* INSTRUCTIONS TO FOLLOW *
Transcribe all of the material exactly.

* SOURCE MATERIAL *

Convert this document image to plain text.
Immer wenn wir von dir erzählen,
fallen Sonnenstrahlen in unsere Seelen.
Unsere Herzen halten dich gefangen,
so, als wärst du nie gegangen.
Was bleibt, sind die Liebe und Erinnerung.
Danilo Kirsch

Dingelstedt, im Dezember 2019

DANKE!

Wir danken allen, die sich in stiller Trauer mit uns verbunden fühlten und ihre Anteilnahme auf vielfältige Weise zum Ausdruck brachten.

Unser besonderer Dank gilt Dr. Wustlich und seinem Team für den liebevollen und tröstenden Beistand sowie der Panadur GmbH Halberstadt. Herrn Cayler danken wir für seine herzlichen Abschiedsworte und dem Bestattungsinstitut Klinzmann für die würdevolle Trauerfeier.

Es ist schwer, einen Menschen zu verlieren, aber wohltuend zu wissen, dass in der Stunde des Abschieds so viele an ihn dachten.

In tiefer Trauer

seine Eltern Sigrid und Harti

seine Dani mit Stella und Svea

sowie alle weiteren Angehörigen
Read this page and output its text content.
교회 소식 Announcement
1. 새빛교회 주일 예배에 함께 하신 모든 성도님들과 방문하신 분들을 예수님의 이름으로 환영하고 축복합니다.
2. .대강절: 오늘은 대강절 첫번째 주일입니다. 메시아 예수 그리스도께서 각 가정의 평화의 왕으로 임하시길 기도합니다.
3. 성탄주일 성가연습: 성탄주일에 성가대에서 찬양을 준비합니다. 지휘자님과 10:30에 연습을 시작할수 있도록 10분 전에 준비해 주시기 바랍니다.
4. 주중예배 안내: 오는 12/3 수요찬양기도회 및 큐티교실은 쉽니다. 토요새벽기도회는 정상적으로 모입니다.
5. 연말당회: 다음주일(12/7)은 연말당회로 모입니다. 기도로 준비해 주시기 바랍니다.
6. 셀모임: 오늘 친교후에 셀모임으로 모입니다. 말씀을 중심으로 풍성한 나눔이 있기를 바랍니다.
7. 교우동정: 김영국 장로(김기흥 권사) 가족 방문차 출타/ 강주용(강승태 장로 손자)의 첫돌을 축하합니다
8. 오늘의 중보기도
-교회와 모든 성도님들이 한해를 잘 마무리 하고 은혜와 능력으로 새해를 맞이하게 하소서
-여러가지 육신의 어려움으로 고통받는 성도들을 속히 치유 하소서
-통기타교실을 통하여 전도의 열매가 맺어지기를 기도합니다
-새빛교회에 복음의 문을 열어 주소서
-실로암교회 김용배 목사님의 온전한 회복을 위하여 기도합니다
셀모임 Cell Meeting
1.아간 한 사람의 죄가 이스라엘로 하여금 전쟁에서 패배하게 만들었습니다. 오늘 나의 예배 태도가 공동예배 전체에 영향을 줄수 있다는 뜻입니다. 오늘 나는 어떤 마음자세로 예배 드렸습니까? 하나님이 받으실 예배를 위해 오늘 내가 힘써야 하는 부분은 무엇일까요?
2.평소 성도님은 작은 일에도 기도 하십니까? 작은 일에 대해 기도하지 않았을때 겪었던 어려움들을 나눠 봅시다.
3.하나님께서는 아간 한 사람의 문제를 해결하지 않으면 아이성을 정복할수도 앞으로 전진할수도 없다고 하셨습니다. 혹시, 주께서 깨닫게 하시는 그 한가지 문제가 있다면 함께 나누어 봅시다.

* FINISHED TASK *
Convert this document image to plain text.
Immer wenn wir von dir erzählen,
fallen Sonnenstrahlen in unsere Seelen.
Unsere Herzen halten dich gefangen,
so, als wärst du nie gegangen.
Was bleibt, sind die Liebe und Erinnerung.
Danilo Kirsch

Dingelstedt, im Dezember 2019

DANKE!

Wir danken allen, die sich in stiller Trauer mit uns verbunden fühlten und ihre Anteilnahme auf vielfältige Weise zum Ausdruck brachten.

Unser besonderer Dank gilt Dr. Wustlich und seinem Team für den liebevollen und tröstenden Beistand sowie der Panadur GmbH Halberstadt. Herrn Cayler danken wir für seine herzlichen Abschiedsworte und dem Bestattungsinstitut Klinzmann für die würdevolle Trauerfeier.

Es ist schwer, einen Menschen zu verlieren, aber wohltuend zu wissen, dass in der Stunde des Abschieds so viele an ihn dachten.

In tiefer Trauer

seine Eltern Sigrid und Harti

seine Dani mit Stella und Svea

sowie alle weiteren Angehörigen
Read this page and output its text content.
교회 소식 Announcement
1. 새빛교회 주일 예배에 함께 하신 모든 성도님들과 방문하신 분들을 예수님의 이름으로 환영하고 축복합니다.
2. .대강절: 오늘은 대강절 첫번째 주일입니다. 메시아 예수 그리스도께서 각 가정의 평화의 왕으로 임하시길 기도합니다.
3. 성탄주일 성가연습: 성탄주일에 성가대에서 찬양을 준비합니다. 지휘자님과 10:30에 연습을 시작할수 있도록 10분 전에 준비해 주시기 바랍니다.
4. 주중예배 안내: 오는 12/3 수요찬양기도회 및 큐티교실은 쉽니다. 토요새벽기도회는 정상적으로 모입니다.
5. 연말당회: 다음주일(12/7)은 연말당회로 모입니다. 기도로 준비해 주시기 바랍니다.
6. 셀모임: 오늘 친교후에 셀모임으로 모입니다. 말씀을 중심으로 풍성한 나눔이 있기를 바랍니다.
7. 교우동정: 김영국 장로(김기흥 권사) 가족 방문차 출타/ 강주용(강승태 장로 손자)의 첫돌을 축하합니다
8. 오늘의 중보기도
-교회와 모든 성도님들이 한해를 잘 마무리 하고 은혜와 능력으로 새해를 맞이하게 하소서
-여러가지 육신의 어려움으로 고통받는 성도들을 속히 치유 하소서
-통기타교실을 통하여 전도의 열매가 맺어지기를 기도합니다
-새빛교회에 복음의 문을 열어 주소서
-실로암교회 김용배 목사님의 온전한 회복을 위하여 기도합니다
셀모임 Cell Meeting
1.아간 한 사람의 죄가 이스라엘로 하여금 전쟁에서 패배하게 만들었습니다. 오늘 나의 예배 태도가 공동예배 전체에 영향을 줄수 있다는 뜻입니다. 오늘 나는 어떤 마음자세로 예배 드렸습니까? 하나님이 받으실 예배를 위해 오늘 내가 힘써야 하는 부분은 무엇일까요?
2.평소 성도님은 작은 일에도 기도 하십니까? 작은 일에 대해 기도하지 않았을때 겪었던 어려움들을 나눠 봅시다.
3.하나님께서는 아간 한 사람의 문제를 해결하지 않으면 아이성을 정복할수도 앞으로 전진할수도 없다고 하셨습니다. 혹시, 주께서 깨닫게 하시는 그 한가지 문제가 있다면 함께 나누어 봅시다.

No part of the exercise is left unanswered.